**Data for this exercise**
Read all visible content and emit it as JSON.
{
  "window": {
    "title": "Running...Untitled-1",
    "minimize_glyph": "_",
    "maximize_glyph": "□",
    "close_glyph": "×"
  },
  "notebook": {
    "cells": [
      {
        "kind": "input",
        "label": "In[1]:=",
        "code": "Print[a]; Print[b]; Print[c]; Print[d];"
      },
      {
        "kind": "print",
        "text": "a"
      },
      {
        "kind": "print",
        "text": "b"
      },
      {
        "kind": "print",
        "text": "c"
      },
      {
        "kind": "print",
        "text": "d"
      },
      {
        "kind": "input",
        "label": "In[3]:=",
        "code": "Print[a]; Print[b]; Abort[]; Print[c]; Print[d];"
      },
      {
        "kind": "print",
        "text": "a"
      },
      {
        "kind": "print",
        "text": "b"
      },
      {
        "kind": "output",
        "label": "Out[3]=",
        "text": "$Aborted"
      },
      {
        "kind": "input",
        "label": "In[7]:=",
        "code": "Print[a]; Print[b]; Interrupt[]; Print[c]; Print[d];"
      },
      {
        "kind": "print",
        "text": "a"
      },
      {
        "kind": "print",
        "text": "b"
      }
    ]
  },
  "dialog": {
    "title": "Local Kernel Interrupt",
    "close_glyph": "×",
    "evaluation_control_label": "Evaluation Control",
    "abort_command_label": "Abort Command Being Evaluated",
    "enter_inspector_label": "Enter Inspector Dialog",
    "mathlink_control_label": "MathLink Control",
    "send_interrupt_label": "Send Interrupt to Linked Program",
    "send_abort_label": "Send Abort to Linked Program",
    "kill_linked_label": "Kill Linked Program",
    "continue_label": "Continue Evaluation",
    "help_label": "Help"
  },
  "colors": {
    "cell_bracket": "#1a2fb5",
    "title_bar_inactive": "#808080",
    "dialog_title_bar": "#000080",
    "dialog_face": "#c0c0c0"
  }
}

**The request**
Show the lines of the data that hold the word "Program".

**Task response**
    "send_interrupt_label": "Send Interrupt to Linked Program",
    "send_abort_label": "Send Abort to Linked Program",
    "kill_linked_label": "Kill Linked Program",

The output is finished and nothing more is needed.